[Records]
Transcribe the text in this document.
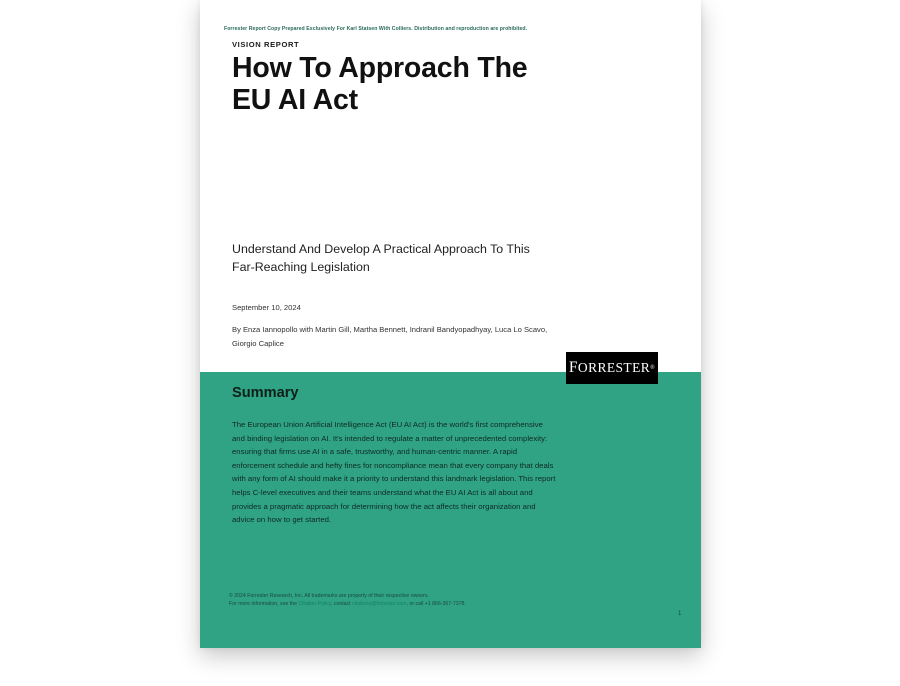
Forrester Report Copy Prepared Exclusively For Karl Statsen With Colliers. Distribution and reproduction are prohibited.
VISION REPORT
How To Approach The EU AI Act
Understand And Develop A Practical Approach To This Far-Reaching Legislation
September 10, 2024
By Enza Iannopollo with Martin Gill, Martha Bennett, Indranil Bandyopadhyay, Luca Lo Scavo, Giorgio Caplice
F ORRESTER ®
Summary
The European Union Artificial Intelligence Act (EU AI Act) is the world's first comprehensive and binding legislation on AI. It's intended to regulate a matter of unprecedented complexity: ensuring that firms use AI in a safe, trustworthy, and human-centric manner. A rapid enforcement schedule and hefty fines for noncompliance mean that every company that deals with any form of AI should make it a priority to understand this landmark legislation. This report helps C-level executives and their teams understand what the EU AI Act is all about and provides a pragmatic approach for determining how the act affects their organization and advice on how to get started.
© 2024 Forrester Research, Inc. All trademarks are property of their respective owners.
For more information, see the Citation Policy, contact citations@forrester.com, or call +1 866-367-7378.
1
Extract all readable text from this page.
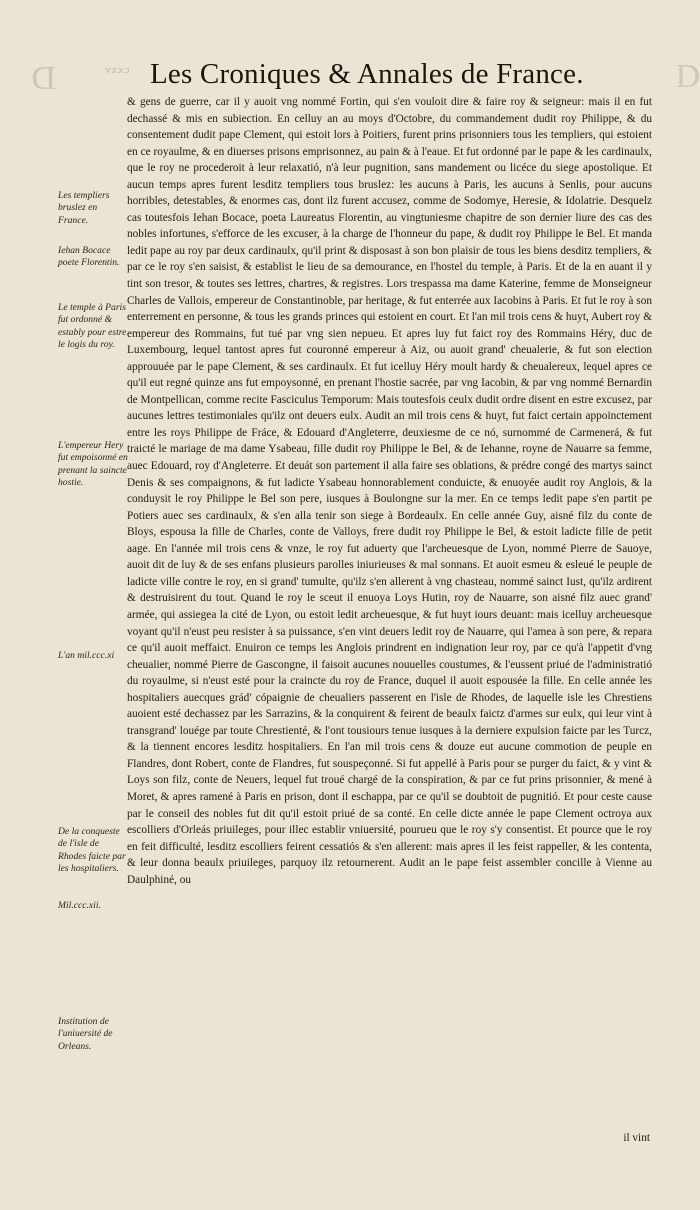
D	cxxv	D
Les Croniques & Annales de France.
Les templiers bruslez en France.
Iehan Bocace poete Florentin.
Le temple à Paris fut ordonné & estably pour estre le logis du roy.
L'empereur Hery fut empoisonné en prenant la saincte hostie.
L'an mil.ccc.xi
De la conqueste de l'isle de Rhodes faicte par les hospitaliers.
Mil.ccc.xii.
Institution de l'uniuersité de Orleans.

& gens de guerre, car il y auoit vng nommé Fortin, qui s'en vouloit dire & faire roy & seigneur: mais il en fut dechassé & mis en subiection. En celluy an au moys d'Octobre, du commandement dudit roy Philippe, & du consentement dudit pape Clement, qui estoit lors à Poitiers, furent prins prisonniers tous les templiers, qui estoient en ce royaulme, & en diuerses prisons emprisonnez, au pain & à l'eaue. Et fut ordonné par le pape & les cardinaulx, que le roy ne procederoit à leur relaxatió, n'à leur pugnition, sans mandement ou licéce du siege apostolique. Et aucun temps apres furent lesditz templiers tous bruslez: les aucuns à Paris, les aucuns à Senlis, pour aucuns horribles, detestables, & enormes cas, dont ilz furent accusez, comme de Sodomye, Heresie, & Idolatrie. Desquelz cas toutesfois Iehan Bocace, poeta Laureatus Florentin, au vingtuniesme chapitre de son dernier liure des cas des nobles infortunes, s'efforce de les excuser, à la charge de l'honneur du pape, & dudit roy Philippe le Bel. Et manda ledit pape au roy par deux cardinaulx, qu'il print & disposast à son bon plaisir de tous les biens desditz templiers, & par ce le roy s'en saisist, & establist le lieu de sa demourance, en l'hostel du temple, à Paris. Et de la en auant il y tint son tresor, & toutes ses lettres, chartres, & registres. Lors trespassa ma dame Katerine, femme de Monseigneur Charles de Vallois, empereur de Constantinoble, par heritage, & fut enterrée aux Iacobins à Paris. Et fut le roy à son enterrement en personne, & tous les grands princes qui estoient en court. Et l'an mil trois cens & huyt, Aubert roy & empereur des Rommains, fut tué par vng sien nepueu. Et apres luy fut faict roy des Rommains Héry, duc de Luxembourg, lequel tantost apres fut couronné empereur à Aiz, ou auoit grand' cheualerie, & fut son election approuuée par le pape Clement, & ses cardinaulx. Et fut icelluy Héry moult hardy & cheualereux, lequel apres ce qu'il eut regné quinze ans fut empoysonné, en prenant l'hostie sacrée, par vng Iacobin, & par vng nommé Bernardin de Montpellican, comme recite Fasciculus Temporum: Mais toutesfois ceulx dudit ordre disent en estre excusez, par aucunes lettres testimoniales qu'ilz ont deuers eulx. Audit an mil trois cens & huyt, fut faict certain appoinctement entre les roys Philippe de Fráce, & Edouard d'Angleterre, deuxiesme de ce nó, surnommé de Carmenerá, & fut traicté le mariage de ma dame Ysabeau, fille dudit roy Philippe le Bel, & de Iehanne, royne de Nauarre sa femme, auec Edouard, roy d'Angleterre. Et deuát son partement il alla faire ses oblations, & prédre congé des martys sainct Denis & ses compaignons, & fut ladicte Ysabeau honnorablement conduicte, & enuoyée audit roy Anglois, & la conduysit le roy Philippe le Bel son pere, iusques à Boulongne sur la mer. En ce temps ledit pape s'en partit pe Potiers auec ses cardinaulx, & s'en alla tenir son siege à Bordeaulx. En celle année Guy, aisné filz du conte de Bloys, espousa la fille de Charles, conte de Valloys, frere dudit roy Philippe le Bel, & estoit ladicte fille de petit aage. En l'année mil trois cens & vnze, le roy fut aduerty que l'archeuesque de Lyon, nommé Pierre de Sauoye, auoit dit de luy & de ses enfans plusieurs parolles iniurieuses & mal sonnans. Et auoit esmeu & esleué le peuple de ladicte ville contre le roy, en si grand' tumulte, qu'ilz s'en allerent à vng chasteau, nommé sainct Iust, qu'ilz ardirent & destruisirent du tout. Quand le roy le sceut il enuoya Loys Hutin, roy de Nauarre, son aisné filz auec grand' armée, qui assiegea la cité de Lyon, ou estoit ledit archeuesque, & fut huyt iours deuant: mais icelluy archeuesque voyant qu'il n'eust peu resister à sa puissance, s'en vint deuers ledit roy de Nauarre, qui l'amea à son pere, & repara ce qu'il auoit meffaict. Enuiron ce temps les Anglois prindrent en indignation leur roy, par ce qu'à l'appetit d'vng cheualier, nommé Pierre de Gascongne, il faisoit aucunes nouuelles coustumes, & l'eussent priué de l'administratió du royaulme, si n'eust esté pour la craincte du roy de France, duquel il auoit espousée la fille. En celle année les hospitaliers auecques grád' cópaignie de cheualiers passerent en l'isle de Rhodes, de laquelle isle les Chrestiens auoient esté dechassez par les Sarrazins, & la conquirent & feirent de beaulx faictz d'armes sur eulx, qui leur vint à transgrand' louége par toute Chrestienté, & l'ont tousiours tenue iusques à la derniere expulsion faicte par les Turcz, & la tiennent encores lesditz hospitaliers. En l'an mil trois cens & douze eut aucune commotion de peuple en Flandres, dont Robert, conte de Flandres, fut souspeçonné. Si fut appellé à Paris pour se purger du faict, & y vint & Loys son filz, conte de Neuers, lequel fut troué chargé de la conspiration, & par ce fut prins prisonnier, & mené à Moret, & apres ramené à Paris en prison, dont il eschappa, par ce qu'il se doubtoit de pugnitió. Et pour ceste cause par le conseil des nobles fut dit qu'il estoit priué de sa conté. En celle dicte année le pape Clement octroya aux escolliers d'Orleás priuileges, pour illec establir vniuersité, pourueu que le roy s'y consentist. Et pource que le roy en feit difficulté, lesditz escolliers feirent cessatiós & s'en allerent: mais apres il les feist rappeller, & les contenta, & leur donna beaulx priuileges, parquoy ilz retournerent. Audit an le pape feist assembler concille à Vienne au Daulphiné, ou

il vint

...

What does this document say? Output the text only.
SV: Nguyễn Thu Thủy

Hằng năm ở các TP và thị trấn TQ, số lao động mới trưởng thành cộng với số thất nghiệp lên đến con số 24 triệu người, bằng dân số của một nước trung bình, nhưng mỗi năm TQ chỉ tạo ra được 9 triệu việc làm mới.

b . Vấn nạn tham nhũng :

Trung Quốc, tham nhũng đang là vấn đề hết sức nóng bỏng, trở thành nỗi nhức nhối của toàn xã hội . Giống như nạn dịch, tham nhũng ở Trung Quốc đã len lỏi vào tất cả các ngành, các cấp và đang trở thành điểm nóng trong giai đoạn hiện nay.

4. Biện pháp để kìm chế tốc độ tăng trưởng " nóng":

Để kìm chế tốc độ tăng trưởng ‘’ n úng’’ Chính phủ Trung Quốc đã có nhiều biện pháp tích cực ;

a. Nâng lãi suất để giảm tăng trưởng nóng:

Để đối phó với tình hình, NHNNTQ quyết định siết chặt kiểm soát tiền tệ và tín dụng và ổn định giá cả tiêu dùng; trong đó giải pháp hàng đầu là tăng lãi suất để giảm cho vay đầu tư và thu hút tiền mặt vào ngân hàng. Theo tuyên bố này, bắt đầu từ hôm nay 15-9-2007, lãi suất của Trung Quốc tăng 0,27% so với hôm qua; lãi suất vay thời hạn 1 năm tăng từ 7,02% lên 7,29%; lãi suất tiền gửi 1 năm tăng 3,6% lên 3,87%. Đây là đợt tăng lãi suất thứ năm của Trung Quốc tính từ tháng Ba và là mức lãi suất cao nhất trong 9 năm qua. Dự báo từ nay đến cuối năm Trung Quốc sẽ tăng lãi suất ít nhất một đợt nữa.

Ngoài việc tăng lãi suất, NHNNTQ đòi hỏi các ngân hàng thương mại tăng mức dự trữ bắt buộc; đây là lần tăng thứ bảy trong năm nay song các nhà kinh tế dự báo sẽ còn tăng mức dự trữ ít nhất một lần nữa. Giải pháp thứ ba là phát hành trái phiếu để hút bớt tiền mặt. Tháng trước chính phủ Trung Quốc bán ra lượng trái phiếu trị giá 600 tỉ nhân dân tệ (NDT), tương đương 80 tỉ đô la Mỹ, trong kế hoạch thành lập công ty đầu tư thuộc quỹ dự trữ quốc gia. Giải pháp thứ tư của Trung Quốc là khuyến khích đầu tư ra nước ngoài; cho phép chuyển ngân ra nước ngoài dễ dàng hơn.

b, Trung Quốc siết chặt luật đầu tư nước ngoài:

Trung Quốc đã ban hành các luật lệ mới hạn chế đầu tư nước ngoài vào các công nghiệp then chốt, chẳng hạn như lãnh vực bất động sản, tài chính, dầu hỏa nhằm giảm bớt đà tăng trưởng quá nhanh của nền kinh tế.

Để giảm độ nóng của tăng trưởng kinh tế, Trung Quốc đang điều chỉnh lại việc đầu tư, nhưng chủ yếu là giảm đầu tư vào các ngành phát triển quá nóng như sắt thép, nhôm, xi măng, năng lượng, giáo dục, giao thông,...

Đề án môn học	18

Written problem
Look through the lines above and collect those with the word "nhũng".

Completed exercise
b . Vấn nạn tham nhũng :
Trung Quốc, tham nhũng đang là vấn đề hết sức nóng bỏng, trở thành nỗi nhức nhối của toàn xã hội . Giống như nạn dịch, tham nhũng ở Trung Quốc đã len lỏi vào tất cả các ngành, các cấp và đang trở thành điểm nóng trong giai đoạn hiện nay.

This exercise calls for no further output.